■ **Data for this task**:
___

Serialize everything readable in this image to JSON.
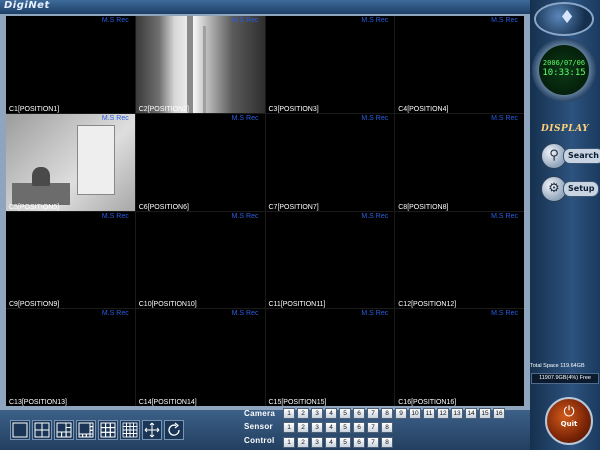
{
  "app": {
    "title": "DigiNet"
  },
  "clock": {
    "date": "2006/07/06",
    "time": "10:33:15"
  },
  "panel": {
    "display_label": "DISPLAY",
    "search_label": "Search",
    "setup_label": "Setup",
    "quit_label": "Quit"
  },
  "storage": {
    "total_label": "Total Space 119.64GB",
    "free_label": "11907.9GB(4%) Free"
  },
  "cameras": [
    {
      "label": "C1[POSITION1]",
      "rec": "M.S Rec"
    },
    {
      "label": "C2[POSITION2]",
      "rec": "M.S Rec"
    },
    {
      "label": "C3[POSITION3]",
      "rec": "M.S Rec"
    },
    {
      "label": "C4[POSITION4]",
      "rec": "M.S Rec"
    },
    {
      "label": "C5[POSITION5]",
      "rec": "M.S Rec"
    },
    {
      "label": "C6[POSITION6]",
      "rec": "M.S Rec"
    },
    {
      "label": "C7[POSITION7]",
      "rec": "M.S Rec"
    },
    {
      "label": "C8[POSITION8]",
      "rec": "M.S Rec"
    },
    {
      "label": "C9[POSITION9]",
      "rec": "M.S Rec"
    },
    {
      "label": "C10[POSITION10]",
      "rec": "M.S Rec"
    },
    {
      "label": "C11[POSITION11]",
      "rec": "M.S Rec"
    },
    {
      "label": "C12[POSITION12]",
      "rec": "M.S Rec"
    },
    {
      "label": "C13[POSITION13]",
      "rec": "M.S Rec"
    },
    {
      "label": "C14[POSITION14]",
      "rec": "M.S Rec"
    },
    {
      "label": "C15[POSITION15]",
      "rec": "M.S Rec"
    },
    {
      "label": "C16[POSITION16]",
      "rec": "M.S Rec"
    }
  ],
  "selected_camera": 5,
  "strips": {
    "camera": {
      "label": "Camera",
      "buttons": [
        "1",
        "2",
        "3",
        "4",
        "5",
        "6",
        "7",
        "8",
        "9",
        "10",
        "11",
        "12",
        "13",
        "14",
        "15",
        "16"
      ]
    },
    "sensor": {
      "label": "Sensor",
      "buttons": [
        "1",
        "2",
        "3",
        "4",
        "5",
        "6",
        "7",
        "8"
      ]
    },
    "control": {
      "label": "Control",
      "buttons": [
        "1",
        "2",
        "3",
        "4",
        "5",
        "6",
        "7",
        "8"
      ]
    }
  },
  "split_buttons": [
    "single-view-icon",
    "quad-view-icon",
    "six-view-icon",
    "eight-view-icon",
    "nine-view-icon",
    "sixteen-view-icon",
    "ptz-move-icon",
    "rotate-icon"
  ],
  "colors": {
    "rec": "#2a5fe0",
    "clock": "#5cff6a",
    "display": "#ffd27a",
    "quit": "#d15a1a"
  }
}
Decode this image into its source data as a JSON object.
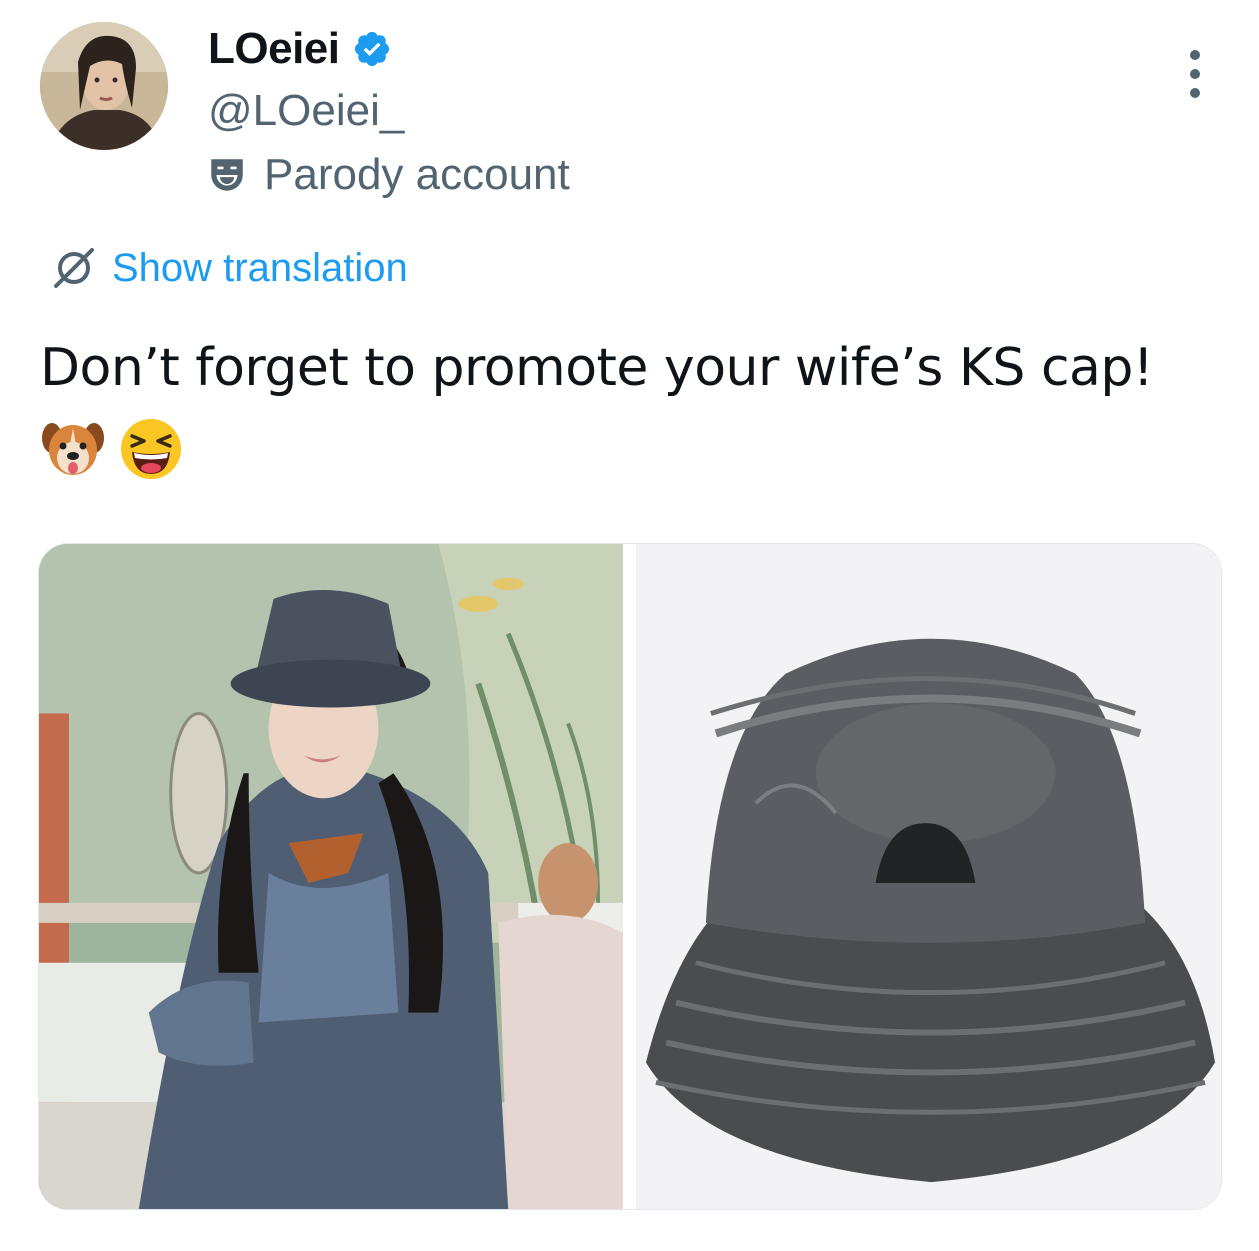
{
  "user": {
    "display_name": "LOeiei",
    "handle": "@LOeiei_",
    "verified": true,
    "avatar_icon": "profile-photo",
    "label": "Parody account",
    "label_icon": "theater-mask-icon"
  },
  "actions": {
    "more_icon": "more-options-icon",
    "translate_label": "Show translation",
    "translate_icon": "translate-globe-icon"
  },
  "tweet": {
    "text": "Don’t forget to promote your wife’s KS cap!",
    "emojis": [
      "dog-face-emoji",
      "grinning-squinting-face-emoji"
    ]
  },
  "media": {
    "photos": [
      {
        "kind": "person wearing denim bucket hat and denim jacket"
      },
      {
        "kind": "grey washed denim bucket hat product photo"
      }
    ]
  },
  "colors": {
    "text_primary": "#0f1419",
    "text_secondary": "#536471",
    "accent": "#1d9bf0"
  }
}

___

Copy the entries exactly. Leave out the images.

■ **Exercise answer**:
Serialize everything readable in this image to JSON.
{
  "app": {
    "title": "DigiNet"
  },
  "clock": {
    "date": "2006/07/06",
    "time": "10:33:15"
  },
  "panel": {
    "display_label": "DISPLAY",
    "search_label": "Search",
    "setup_label": "Setup",
    "quit_label": "Quit"
  },
  "storage": {
    "total_label": "Total Space 119.64GB",
    "free_label": "11907.9GB(4%) Free"
  },
  "cameras": [
    {
      "label": "C1[POSITION1]",
      "rec": "M.S Rec"
    },
    {
      "label": "C2[POSITION2]",
      "rec": "M.S Rec"
    },
    {
      "label": "C3[POSITION3]",
      "rec": "M.S Rec"
    },
    {
      "label": "C4[POSITION4]",
      "rec": "M.S Rec"
    },
    {
      "label": "C5[POSITION5]",
      "rec": "M.S Rec"
    },
    {
      "label": "C6[POSITION6]",
      "rec": "M.S Rec"
    },
    {
      "label": "C7[POSITION7]",
      "rec": "M.S Rec"
    },
    {
      "label": "C8[POSITION8]",
      "rec": "M.S Rec"
    },
    {
      "label": "C9[POSITION9]",
      "rec": "M.S Rec"
    },
    {
      "label": "C10[POSITION10]",
      "rec": "M.S Rec"
    },
    {
      "label": "C11[POSITION11]",
      "rec": "M.S Rec"
    },
    {
      "label": "C12[POSITION12]",
      "rec": "M.S Rec"
    },
    {
      "label": "C13[POSITION13]",
      "rec": "M.S Rec"
    },
    {
      "label": "C14[POSITION14]",
      "rec": "M.S Rec"
    },
    {
      "label": "C15[POSITION15]",
      "rec": "M.S Rec"
    },
    {
      "label": "C16[POSITION16]",
      "rec": "M.S Rec"
    }
  ],
  "selected_camera": 5,
  "strips": {
    "camera": {
      "label": "Camera",
      "buttons": [
        "1",
        "2",
        "3",
        "4",
        "5",
        "6",
        "7",
        "8",
        "9",
        "10",
        "11",
        "12",
        "13",
        "14",
        "15",
        "16"
      ]
    },
    "sensor": {
      "label": "Sensor",
      "buttons": [
        "1",
        "2",
        "3",
        "4",
        "5",
        "6",
        "7",
        "8"
      ]
    },
    "control": {
      "label": "Control",
      "buttons": [
        "1",
        "2",
        "3",
        "4",
        "5",
        "6",
        "7",
        "8"
      ]
    }
  },
  "split_buttons": [
    "single-view-icon",
    "quad-view-icon",
    "six-view-icon",
    "eight-view-icon",
    "nine-view-icon",
    "sixteen-view-icon",
    "ptz-move-icon",
    "rotate-icon"
  ],
  "colors": {
    "rec": "#2a5fe0",
    "clock": "#5cff6a",
    "display": "#ffd27a",
    "quit": "#d15a1a"
  }
}
Decode this image into its source data as a JSON object.
{
  "user": {
    "display_name": "LOeiei",
    "handle": "@LOeiei_",
    "verified": true,
    "avatar_icon": "profile-photo",
    "label": "Parody account",
    "label_icon": "theater-mask-icon"
  },
  "actions": {
    "more_icon": "more-options-icon",
    "translate_label": "Show translation",
    "translate_icon": "translate-globe-icon"
  },
  "tweet": {
    "text": "Don’t forget to promote your wife’s KS cap!",
    "emojis": [
      "dog-face-emoji",
      "grinning-squinting-face-emoji"
    ]
  },
  "media": {
    "photos": [
      {
        "kind": "person wearing denim bucket hat and denim jacket"
      },
      {
        "kind": "grey washed denim bucket hat product photo"
      }
    ]
  },
  "colors": {
    "text_primary": "#0f1419",
    "text_secondary": "#536471",
    "accent": "#1d9bf0"
  }
}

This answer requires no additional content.